Given task:
Copy every line from the records below that holds the word "proyecto".

Data excerpts:
-- begin --

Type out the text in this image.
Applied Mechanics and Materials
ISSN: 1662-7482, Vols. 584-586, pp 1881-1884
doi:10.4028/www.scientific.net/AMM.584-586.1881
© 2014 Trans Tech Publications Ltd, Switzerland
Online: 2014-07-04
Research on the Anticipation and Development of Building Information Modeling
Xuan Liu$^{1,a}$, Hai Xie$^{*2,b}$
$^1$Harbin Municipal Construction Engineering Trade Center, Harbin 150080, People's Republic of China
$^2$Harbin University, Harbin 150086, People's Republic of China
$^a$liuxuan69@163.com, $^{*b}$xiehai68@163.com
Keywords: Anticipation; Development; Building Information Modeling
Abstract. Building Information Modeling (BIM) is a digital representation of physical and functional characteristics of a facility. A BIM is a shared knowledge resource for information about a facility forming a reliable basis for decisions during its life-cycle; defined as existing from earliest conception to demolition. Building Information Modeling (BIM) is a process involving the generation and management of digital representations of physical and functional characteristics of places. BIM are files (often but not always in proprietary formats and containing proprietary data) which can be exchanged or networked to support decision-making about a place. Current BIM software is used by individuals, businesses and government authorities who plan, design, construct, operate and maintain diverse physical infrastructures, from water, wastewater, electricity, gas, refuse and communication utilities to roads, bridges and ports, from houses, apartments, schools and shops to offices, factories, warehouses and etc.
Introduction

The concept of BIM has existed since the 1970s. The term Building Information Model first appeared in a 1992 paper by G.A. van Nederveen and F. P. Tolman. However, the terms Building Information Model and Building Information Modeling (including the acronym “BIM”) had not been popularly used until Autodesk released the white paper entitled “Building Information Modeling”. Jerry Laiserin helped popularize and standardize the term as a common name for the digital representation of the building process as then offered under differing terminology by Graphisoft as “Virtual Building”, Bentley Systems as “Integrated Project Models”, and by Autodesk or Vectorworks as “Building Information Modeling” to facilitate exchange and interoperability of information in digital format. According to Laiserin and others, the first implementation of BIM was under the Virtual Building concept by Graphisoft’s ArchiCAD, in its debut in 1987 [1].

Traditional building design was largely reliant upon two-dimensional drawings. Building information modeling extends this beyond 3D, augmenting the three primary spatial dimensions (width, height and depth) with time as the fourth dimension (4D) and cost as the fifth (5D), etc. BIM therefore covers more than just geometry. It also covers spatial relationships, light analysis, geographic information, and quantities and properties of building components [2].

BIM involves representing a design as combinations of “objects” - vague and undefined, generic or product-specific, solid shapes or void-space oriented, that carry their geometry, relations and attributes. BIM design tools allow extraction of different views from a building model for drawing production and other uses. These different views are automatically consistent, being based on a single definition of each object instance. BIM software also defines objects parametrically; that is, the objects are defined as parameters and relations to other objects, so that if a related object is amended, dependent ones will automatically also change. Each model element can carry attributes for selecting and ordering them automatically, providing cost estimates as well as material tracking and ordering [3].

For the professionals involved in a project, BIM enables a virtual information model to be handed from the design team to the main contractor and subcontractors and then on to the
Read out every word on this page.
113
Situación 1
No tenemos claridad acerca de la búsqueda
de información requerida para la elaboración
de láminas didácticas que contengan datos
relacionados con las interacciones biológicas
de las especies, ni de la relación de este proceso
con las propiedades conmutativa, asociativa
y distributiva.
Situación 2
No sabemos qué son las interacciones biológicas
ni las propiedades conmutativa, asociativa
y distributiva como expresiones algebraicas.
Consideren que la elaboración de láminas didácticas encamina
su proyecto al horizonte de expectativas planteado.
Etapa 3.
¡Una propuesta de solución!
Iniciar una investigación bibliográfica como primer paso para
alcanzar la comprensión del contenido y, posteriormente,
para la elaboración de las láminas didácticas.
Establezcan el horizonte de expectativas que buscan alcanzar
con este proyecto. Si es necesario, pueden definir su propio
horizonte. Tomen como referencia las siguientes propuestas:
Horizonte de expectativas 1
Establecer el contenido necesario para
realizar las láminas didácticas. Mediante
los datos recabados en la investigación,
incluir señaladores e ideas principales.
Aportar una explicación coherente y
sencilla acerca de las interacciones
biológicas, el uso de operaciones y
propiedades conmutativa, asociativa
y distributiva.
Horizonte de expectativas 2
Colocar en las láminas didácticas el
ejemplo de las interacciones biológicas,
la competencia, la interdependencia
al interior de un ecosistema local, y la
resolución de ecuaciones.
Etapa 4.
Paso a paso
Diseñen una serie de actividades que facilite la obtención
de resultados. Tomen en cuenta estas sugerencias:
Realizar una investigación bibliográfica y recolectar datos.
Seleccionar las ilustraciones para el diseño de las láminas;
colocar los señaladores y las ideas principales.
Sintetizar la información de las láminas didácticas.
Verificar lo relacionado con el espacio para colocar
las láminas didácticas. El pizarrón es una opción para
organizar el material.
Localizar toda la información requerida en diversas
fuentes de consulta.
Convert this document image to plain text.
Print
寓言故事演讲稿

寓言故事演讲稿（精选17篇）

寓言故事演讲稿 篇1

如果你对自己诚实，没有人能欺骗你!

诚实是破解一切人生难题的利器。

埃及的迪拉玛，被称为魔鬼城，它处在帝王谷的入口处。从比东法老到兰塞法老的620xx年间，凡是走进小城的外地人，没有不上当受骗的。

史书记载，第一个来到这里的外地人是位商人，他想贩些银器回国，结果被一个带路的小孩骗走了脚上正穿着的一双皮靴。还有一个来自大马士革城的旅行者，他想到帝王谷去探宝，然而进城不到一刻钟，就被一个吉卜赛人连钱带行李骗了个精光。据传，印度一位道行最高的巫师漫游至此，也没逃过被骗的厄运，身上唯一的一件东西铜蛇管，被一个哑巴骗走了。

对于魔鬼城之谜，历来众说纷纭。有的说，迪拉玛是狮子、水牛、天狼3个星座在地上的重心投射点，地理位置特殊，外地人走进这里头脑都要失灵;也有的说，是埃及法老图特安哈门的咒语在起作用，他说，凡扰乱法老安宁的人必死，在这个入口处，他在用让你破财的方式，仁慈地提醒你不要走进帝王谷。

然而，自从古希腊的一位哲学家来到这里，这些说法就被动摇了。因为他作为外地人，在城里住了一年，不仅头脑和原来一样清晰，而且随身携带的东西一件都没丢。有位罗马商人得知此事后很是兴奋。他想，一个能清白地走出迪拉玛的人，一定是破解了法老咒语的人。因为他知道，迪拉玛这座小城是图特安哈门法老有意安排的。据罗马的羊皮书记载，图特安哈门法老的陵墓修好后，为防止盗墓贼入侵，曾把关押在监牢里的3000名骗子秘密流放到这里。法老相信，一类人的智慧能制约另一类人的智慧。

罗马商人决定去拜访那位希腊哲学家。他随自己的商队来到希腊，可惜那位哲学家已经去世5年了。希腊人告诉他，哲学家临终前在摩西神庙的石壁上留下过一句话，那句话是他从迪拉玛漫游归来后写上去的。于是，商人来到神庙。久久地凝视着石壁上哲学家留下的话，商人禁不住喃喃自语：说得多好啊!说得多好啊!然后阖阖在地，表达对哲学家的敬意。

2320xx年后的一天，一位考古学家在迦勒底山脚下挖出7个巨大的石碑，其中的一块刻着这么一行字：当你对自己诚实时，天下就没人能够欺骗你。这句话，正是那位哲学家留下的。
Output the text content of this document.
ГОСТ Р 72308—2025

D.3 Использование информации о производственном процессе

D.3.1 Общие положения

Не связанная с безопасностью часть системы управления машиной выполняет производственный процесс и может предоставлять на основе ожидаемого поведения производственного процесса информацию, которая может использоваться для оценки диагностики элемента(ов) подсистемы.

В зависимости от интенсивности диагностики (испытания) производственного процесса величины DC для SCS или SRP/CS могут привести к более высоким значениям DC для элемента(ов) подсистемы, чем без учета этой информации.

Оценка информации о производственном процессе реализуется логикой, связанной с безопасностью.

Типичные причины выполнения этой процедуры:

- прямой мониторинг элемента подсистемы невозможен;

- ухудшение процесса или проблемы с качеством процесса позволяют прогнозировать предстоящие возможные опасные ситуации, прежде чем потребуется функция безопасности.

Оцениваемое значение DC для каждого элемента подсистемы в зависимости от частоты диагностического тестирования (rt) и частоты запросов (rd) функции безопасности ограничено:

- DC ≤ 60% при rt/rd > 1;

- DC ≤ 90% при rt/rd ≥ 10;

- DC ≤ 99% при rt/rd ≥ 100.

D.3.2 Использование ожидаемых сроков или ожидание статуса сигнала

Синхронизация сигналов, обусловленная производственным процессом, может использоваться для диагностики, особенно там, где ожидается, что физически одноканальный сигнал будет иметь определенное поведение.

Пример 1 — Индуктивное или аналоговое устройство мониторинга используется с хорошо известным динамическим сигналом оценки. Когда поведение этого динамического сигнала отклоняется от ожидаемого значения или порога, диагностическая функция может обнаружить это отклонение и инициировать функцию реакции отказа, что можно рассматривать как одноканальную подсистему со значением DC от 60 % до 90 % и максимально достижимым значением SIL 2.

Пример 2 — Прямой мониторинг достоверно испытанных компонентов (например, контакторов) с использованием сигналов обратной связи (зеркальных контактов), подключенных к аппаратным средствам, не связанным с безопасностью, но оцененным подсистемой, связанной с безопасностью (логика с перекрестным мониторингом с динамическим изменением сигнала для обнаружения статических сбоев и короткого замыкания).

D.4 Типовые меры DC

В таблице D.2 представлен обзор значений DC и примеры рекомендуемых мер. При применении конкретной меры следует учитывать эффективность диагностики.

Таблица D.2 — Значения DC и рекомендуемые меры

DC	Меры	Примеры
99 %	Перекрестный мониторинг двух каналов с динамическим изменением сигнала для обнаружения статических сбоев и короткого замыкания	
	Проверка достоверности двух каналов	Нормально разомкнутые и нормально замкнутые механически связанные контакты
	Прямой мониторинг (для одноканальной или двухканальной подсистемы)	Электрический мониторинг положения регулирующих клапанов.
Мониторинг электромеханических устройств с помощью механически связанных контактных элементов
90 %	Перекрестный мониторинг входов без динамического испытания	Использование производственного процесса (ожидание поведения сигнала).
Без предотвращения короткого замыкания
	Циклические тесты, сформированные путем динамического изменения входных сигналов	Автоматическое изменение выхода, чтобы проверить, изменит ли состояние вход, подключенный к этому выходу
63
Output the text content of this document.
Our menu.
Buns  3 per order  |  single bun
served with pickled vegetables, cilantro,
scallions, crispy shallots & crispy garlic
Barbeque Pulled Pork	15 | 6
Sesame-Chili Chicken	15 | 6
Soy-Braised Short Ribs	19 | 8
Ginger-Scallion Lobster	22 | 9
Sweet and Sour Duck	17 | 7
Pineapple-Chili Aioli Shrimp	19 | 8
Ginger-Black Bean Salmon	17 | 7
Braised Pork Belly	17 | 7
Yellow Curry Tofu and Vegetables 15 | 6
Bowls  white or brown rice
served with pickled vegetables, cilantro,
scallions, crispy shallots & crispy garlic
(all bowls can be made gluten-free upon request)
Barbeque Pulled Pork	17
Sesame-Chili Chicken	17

-- end --

The completed task:
su proyecto al horizonte de expectativas planteado.
con este proyecto. Si es necesario, pueden definir su propio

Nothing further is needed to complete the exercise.